What the task asks >>
From the entries below, extract every line that includes the word "φυλάττουν".

** start Entries **

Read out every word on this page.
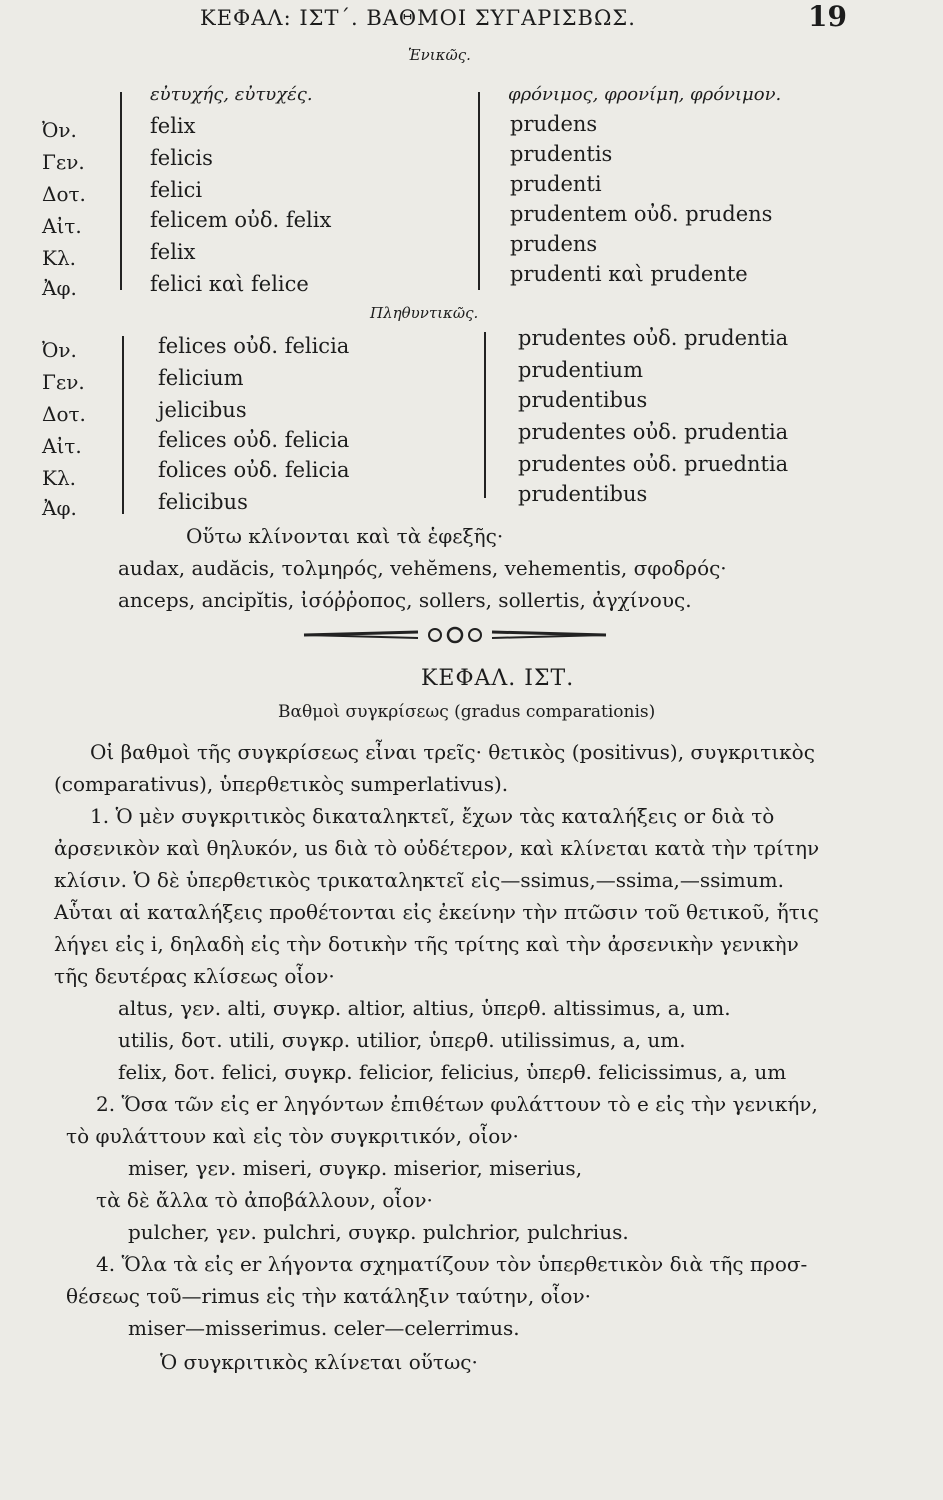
ΚΕΦΑΛ: ΙΣΤ΄. ΒΑΘΜΟΙ ΣΥΓΑΡΙΣΒΩΣ.	19
Ἑνικῶς.
εὐτυχής, εὐτυχές.	φρόνιμος, φρονίμη, φρόνιμον.
Ὀν.
Γεν.
Δοτ.
Αἰτ.
Κλ.
Ἀφ.
felix
felicis
felici
felicem οὐδ. felix
felix
felici καὶ felice
prudens
prudentis
prudenti
prudentem οὐδ. prudens
prudens
prudenti καὶ prudente
Πληθυντικῶς.
Ὀν.
Γεν.
Δοτ.
Αἰτ.
Κλ.
Ἀφ.
felices οὐδ. felicia
felicium
jelicibus
felices οὐδ. felicia
folices οὐδ. felicia
felicibus
prudentes οὐδ. prudentia
prudentium
prudentibus
prudentes οὐδ. prudentia
prudentes οὐδ. pruedntia
prudentibus
Οὕτω κλίνονται καὶ τὰ ἑφεξῆς·
audax, audăcis, τολμηρός, vehĕmens, vehementis, σφοδρός·
anceps, ancipĭtis, ἰσόῤῥοπος, sollers, sollertis, ἀγχίνους.
ΚΕΦΑΛ. ΙΣΤ.
Βαθμοὶ συγκρίσεως (gradus comparationis)
Οἱ βαθμοὶ τῆς συγκρίσεως εἶναι τρεῖς· θετικὸς (positivus), συγκριτικὸς
(comparativus), ὑπερθετικὸς sumperlativus).
1. Ὁ μὲν συγκριτικὸς δικαταληκτεῖ, ἔχων τὰς καταλήξεις or διὰ τὸ
ἀρσενικὸν καὶ θηλυκόν, us διὰ τὸ οὐδέτερον, καὶ κλίνεται κατὰ τὴν τρίτην
κλίσιν. Ὁ δὲ ὑπερθετικὸς τρικαταληκτεῖ εἰς—ssimus,—ssima,—ssimum.
Αὗται αἱ καταλήξεις προθέτονται εἰς ἐκείνην τὴν πτῶσιν τοῦ θετικοῦ, ἥτις
λήγει εἰς i, δηλαδὴ εἰς τὴν δοτικὴν τῆς τρίτης καὶ τὴν ἀρσενικὴν γενικὴν
τῆς δευτέρας κλίσεως οἷον·
altus, γεν. alti, συγκρ. altior, altius, ὑπερθ. altissimus, a, um.
utilis, δοτ. utili, συγκρ. utilior, ὑπερθ. utilissimus, a, um.
felix, δοτ. felici, συγκρ. felicior, felicius, ὑπερθ. felicissimus, a, um
2. Ὅσα τῶν εἰς er ληγόντων ἐπιθέτων φυλάττουν τὸ e εἰς τὴν γενικήν,
τὸ φυλάττουν καὶ εἰς τὸν συγκριτικόν, οἷον·
miser, γεν. miseri, συγκρ. miserior, miserius,
τὰ δὲ ἄλλα τὸ ἀποβάλλουν, οἷον·
pulcher, γεν. pulchri, συγκρ. pulchrior, pulchrius.
4. Ὅλα τὰ εἰς er λήγοντα σχηματίζουν τὸν ὑπερθετικὸν διὰ τῆς προσ-
θέσεως τοῦ—rimus εἰς τὴν κατάληξιν ταύτην, οἷον·
miser—misserimus. celer—celerrimus.
Ὁ συγκριτικὸς κλίνεται οὕτως·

** end Entries **

Finished answer >>
2. Ὅσα τῶν εἰς er ληγόντων ἐπιθέτων φυλάττουν τὸ e εἰς τὴν γενικήν,
τὸ φυλάττουν καὶ εἰς τὸν συγκριτικόν, οἷον·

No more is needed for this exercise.